++++ Records provided ++++
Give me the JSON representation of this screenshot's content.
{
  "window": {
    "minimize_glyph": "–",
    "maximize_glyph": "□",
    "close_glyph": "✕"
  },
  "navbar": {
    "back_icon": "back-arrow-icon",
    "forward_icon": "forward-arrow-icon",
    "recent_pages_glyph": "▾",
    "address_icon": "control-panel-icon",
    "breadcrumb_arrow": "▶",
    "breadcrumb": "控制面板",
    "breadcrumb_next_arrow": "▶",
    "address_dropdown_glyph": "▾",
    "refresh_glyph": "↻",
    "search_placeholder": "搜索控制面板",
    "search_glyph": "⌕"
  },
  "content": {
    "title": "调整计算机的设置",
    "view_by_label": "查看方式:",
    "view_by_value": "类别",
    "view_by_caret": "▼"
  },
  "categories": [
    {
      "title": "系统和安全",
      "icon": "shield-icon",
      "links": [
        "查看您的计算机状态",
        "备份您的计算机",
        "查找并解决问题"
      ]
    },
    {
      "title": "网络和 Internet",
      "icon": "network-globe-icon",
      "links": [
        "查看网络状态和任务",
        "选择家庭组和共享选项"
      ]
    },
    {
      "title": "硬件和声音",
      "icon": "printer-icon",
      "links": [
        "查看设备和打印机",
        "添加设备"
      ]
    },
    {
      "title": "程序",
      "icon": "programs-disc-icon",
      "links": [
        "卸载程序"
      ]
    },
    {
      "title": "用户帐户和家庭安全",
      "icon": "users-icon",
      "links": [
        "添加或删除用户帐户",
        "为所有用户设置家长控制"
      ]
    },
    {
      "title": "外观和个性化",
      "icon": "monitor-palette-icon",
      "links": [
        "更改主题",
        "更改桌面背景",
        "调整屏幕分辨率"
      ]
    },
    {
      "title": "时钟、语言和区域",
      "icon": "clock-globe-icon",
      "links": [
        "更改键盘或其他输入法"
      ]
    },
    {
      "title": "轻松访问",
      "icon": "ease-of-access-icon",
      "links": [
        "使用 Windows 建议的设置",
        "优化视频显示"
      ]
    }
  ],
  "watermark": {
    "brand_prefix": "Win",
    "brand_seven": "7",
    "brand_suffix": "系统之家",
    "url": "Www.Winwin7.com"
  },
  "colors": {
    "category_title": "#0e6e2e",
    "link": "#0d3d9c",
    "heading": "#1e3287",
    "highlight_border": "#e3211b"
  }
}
++++
> Objective: Pull out all lines in the data above that include "globe".

> Output of the task:
      "icon": "network-globe-icon",
      "icon": "clock-globe-icon",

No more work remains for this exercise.